Reproduce every line of each item below with nothing changed, but leave out the pictures.

— Start —

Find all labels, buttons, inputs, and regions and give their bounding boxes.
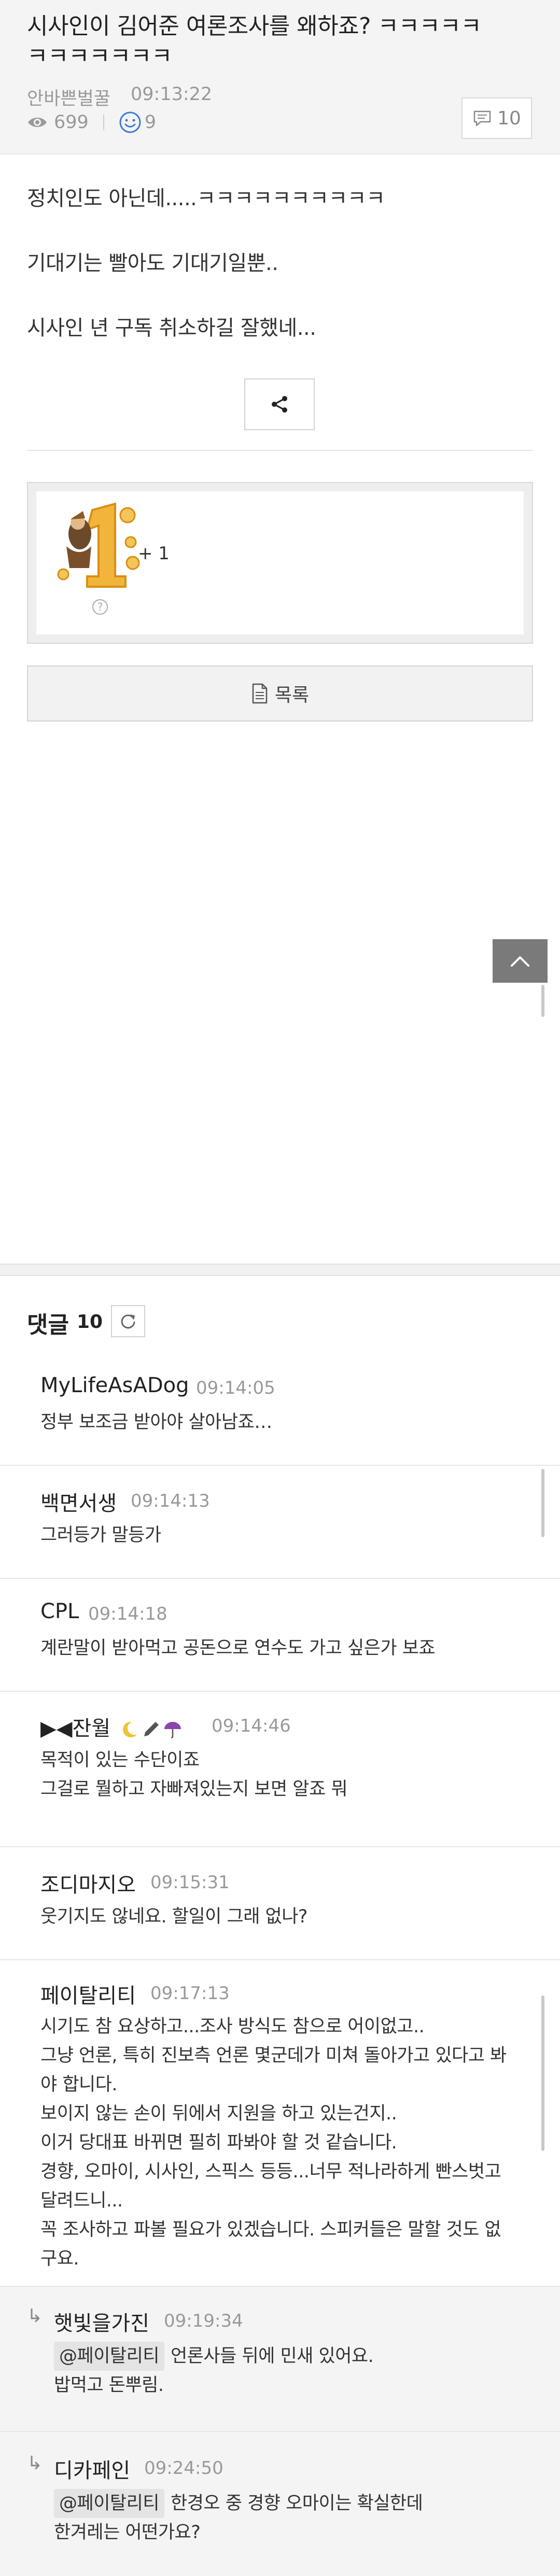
refresh-comments-button[interactable] [111,1305,145,1337]
post-title: 시사인이 김어준 여론조사를 왜하죠? ㅋㅋㅋㅋㅋㅋㅋㅋㅋㅋㅋㅋ [27,13,482,69]
document-icon [252,683,268,704]
comment-text: 그러등가 말등가 [40,1525,161,1546]
comment-text: 한겨레는 어떤가요? [54,2522,201,2543]
comment-text: 경향, 오마이, 시사인, 스픽스 등등...너무 적나라하게 빤스벗고 [40,2161,501,2182]
badge-plus-count: + 1 [138,543,170,564]
comment-text: 그걸로 뭘하고 자빠져있는지 보면 알죠 뭐 [40,1779,348,1800]
comment-text: 이거 당대표 바뀌면 필히 파봐야 할 것 같습니다. [40,2132,397,2153]
umbrella-icon [163,1720,183,1739]
comment-nickname[interactable]: 조디마지오 [40,1868,136,1898]
comment-nickname-text: ▶◀잔월 [40,1717,111,1740]
comment-nickname[interactable]: 디카페인 [54,2454,130,2484]
comment-time: 09:14:05 [196,1378,275,1398]
post-body-line: 시사인 년 구독 취소하길 잘했네... [27,316,316,340]
comment-time: 09:14:13 [131,1491,210,1511]
comment-text: 계란말이 받아먹고 공돈으로 연수도 가고 싶은가 보죠 [40,1638,436,1659]
comment-nickname[interactable]: 백면서생 [40,1487,117,1517]
moon-icon [119,1720,139,1739]
comment-text: 정부 보조금 받아야 살아남죠… [40,1412,272,1433]
section-separator [0,1264,560,1276]
comments-total-count: 10 [77,1311,103,1333]
comment-count-button[interactable]: 10 [461,97,532,139]
reply-line: 언론사들 뒤에 민새 있어요. [171,2346,374,2367]
eye-icon [28,118,47,127]
comment-time: 09:17:13 [150,1983,230,2004]
pen-icon [141,1720,161,1739]
comment-text: 보이지 않는 손이 뒤에서 지원을 하고 있는건지.. [40,2103,397,2124]
comment-item: MyLifeAsADog 09:14:05 정부 보조금 받아야 살아남죠… [0,1358,560,1466]
comment-text: 달려드니... [40,2190,123,2211]
comment-nickname[interactable]: ▶◀잔월 [40,1711,183,1742]
list-button-label: 목록 [274,685,310,706]
share-button[interactable] [244,378,315,430]
badge-box: + 1 ? [27,482,533,644]
smile-icon [119,111,141,133]
comment-count-label: 10 [497,107,521,129]
comment-text: 밥먹고 돈뿌림. [54,2375,164,2396]
comment-nickname[interactable]: CPL [40,1600,79,1623]
list-button[interactable]: 목록 [27,666,533,721]
author-name[interactable]: 안바쁜벌꿀 [27,84,110,110]
reply-item: ↳ 햇빛을가진 09:19:34 @페이탈리티 언론사들 뒤에 민새 있어요. 밥… [0,2287,560,2432]
view-count: 699 [54,112,89,133]
comment-text: @페이탈리티 한경오 중 경향 오마이는 확실한데 [54,2489,547,2518]
comment-time: 09:14:18 [88,1604,167,1624]
comment-text: 꼭 조사하고 파볼 필요가 있겠습니다. 스피커들은 말할 것도 없 [40,2219,501,2240]
meta-divider [103,115,104,130]
comment-item: ▶◀잔월 09:14:46 목적이 있는 수단이죠 그걸로 뭘하고 자빠져있는지… [0,1692,560,1847]
comments-heading: 댓글 [27,1312,69,1338]
comment-item: 백면서생 09:14:13 그러등가 말등가 [0,1466,560,1579]
comment-item: 페이탈리티 09:17:13 시기도 참 요상하고...조사 방식도 참으로 어… [0,1960,560,2287]
comment-text: 야 합니다. [40,2074,118,2095]
comment-time: 09:24:50 [144,2458,223,2479]
like-count: 9 [144,112,157,133]
share-icon [272,396,287,413]
comment-text: @페이탈리티 언론사들 뒤에 민새 있어요. [54,2342,547,2371]
post-time: 09:13:22 [131,84,213,105]
post-header: 시사인이 김어준 여론조사를 왜하죠? ㅋㅋㅋㅋㅋㅋㅋㅋㅋㅋㅋㅋ 안바쁜벌꿀 0… [0,0,560,154]
post-meta: 699 9 [27,111,156,134]
comment-nickname[interactable]: MyLifeAsADog [40,1374,189,1397]
badge-inner: + 1 ? [36,491,524,634]
refresh-icon [121,1314,135,1329]
comment-text: 목적이 있는 수단이죠 [40,1750,200,1771]
nickname-icons [119,1720,183,1739]
comment-nickname[interactable]: 햇빛을가진 [54,2306,149,2337]
mention-tag[interactable]: @페이탈리티 [54,2342,165,2371]
reply-arrow-icon: ↳ [27,2453,43,2474]
comment-item: CPL 09:14:18 계란말이 받아먹고 공돈으로 연수도 가고 싶은가 보… [0,1579,560,1692]
comment-nickname[interactable]: 페이탈리티 [40,1979,136,2009]
comment-text: 시기도 참 요상하고...조사 방식도 참으로 어이없고.. [40,2016,425,2037]
chevron-up-icon [511,956,529,967]
reply-arrow-icon: ↳ [27,2305,43,2327]
scrollbar[interactable] [541,1995,544,2151]
comment-time: 09:15:31 [150,1872,230,1893]
comment-text: 그냥 언론, 특히 진보측 언론 몇군데가 미쳐 돌아가고 있다고 봐 [40,2045,507,2066]
scroll-to-top-button[interactable] [493,939,548,983]
scrollbar[interactable] [541,985,544,1017]
mention-tag[interactable]: @페이탈리티 [54,2489,165,2518]
badge-number-one-icon [57,502,140,588]
comment-text: 웃기지도 않네요. 할일이 그래 없나? [40,1906,308,1927]
post-body-line: 기대기는 빨아도 기대기일뿐.. [27,251,278,275]
speech-bubble-icon [473,110,491,126]
reply-item: ↳ 디카페인 09:24:50 @페이탈리티 한경오 중 경향 오마이는 확실한데… [0,2432,560,2576]
post-body-line: 정치인도 아닌데.....ㅋㅋㅋㅋㅋㅋㅋㅋㅋㅋ [27,187,385,210]
help-icon[interactable]: ? [92,599,108,615]
scrollbar[interactable] [541,1469,544,1537]
comment-text: 구요. [40,2248,79,2269]
divider [27,450,533,451]
reply-line: 한경오 중 경향 오마이는 확실한데 [171,2493,423,2514]
comment-item: 조디마지오 09:15:31 웃기지도 않네요. 할일이 그래 없나? [0,1847,560,1960]
comment-time: 09:19:34 [164,2311,243,2331]
comment-time: 09:14:46 [212,1716,291,1736]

— End —

> _Solution_:
Find all labels, buttons, inputs, and regions and give their bounding boxes.
refresh-comments-button[interactable] [111,1305,145,1337]
post-title: 시사인이 김어준 여론조사를 왜하죠? ㅋㅋㅋㅋㅋㅋㅋㅋㅋㅋㅋㅋ [27,13,482,69]
document-icon [252,683,268,704]
comment-text: 그러등가 말등가 [40,1525,161,1546]
comment-text: 한겨레는 어떤가요? [54,2522,201,2543]
comment-text: 경향, 오마이, 시사인, 스픽스 등등...너무 적나라하게 빤스벗고 [40,2161,501,2182]
badge-plus-count: + 1 [138,543,170,564]
comment-text: 그걸로 뭘하고 자빠져있는지 보면 알죠 뭐 [40,1779,348,1800]
comment-text: 이거 당대표 바뀌면 필히 파봐야 할 것 같습니다. [40,2132,397,2153]
umbrella-icon [163,1720,183,1739]
comment-nickname[interactable]: 조디마지오 [40,1868,136,1898]
comment-nickname-text: ▶◀잔월 [40,1717,111,1740]
comment-nickname[interactable]: 디카페인 [54,2454,130,2484]
comment-time: 09:14:05 [196,1378,275,1398]
post-body-line: 시사인 년 구독 취소하길 잘했네... [27,316,316,340]
comment-time: 09:14:13 [131,1491,210,1511]
comment-text: 계란말이 받아먹고 공돈으로 연수도 가고 싶은가 보죠 [40,1638,436,1659]
comment-nickname[interactable]: 백면서생 [40,1487,117,1517]
moon-icon [119,1720,139,1739]
comment-text: 정부 보조금 받아야 살아남죠… [40,1412,272,1433]
section-separator [0,1264,560,1276]
comments-total-count: 10 [77,1311,103,1333]
comment-count-button[interactable]: 10 [461,97,532,139]
reply-line: 언론사들 뒤에 민새 있어요. [171,2346,374,2367]
eye-icon [28,118,47,127]
comment-time: 09:17:13 [150,1983,230,2004]
pen-icon [141,1720,161,1739]
comment-text: 보이지 않는 손이 뒤에서 지원을 하고 있는건지.. [40,2103,397,2124]
comment-item: MyLifeAsADog 09:14:05 정부 보조금 받아야 살아남죠… [0,1358,560,1466]
comment-text: 달려드니... [40,2190,123,2211]
comment-nickname[interactable]: ▶◀잔월 [40,1711,183,1742]
list-button-label: 목록 [274,685,310,706]
share-button[interactable] [244,378,315,430]
badge-box: + 1 ? [27,482,533,644]
smile-icon [119,111,141,133]
comment-count-label: 10 [497,107,521,129]
comment-text: 밥먹고 돈뿌림. [54,2375,164,2396]
comment-nickname[interactable]: CPL [40,1600,79,1623]
list-button[interactable]: 목록 [27,666,533,721]
author-name[interactable]: 안바쁜벌꿀 [27,84,110,110]
reply-item: ↳ 햇빛을가진 09:19:34 @페이탈리티 언론사들 뒤에 민새 있어요. 밥… [0,2287,560,2432]
view-count: 699 [54,112,89,133]
comment-text: @페이탈리티 한경오 중 경향 오마이는 확실한데 [54,2489,547,2518]
comment-time: 09:14:18 [88,1604,167,1624]
comment-text: 꼭 조사하고 파볼 필요가 있겠습니다. 스피커들은 말할 것도 없 [40,2219,501,2240]
meta-divider [103,115,104,130]
comment-item: ▶◀잔월 09:14:46 목적이 있는 수단이죠 그걸로 뭘하고 자빠져있는지… [0,1692,560,1847]
comments-heading: 댓글 [27,1312,69,1338]
comment-item: 백면서생 09:14:13 그러등가 말등가 [0,1466,560,1579]
comment-item: 페이탈리티 09:17:13 시기도 참 요상하고...조사 방식도 참으로 어… [0,1960,560,2287]
comment-text: 야 합니다. [40,2074,118,2095]
comment-time: 09:24:50 [144,2458,223,2479]
like-count: 9 [144,112,157,133]
share-icon [272,396,287,413]
comment-text: @페이탈리티 언론사들 뒤에 민새 있어요. [54,2342,547,2371]
post-time: 09:13:22 [131,84,213,105]
post-header: 시사인이 김어준 여론조사를 왜하죠? ㅋㅋㅋㅋㅋㅋㅋㅋㅋㅋㅋㅋ 안바쁜벌꿀 0… [0,0,560,154]
post-meta: 699 9 [27,111,156,134]
comment-nickname[interactable]: MyLifeAsADog [40,1374,189,1397]
badge-inner: + 1 ? [36,491,524,634]
refresh-icon [121,1314,135,1329]
comment-text: 목적이 있는 수단이죠 [40,1750,200,1771]
nickname-icons [119,1720,183,1739]
comment-nickname[interactable]: 햇빛을가진 [54,2306,149,2337]
mention-tag[interactable]: @페이탈리티 [54,2342,165,2371]
reply-arrow-icon: ↳ [27,2453,43,2474]
comment-item: CPL 09:14:18 계란말이 받아먹고 공돈으로 연수도 가고 싶은가 보… [0,1579,560,1692]
comment-nickname[interactable]: 페이탈리티 [40,1979,136,2009]
comment-text: 시기도 참 요상하고...조사 방식도 참으로 어이없고.. [40,2016,425,2037]
chevron-up-icon [511,956,529,967]
reply-arrow-icon: ↳ [27,2305,43,2327]
scrollbar[interactable] [541,1995,544,2151]
comment-time: 09:15:31 [150,1872,230,1893]
comment-text: 그냥 언론, 특히 진보측 언론 몇군데가 미쳐 돌아가고 있다고 봐 [40,2045,507,2066]
scroll-to-top-button[interactable] [493,939,548,983]
scrollbar[interactable] [541,985,544,1017]
mention-tag[interactable]: @페이탈리티 [54,2489,165,2518]
badge-number-one-icon [57,502,140,588]
comment-text: 웃기지도 않네요. 할일이 그래 없나? [40,1906,308,1927]
post-body-line: 기대기는 빨아도 기대기일뿐.. [27,251,278,275]
speech-bubble-icon [473,110,491,126]
reply-item: ↳ 디카페인 09:24:50 @페이탈리티 한경오 중 경향 오마이는 확실한데… [0,2432,560,2576]
post-body-line: 정치인도 아닌데.....ㅋㅋㅋㅋㅋㅋㅋㅋㅋㅋ [27,187,385,210]
help-icon[interactable]: ? [92,599,108,615]
scrollbar[interactable] [541,1469,544,1537]
comment-text: 구요. [40,2248,79,2269]
divider [27,450,533,451]
reply-line: 한경오 중 경향 오마이는 확실한데 [171,2493,423,2514]
comment-item: 조디마지오 09:15:31 웃기지도 않네요. 할일이 그래 없나? [0,1847,560,1960]
comment-time: 09:19:34 [164,2311,243,2331]
comment-time: 09:14:46 [212,1716,291,1736]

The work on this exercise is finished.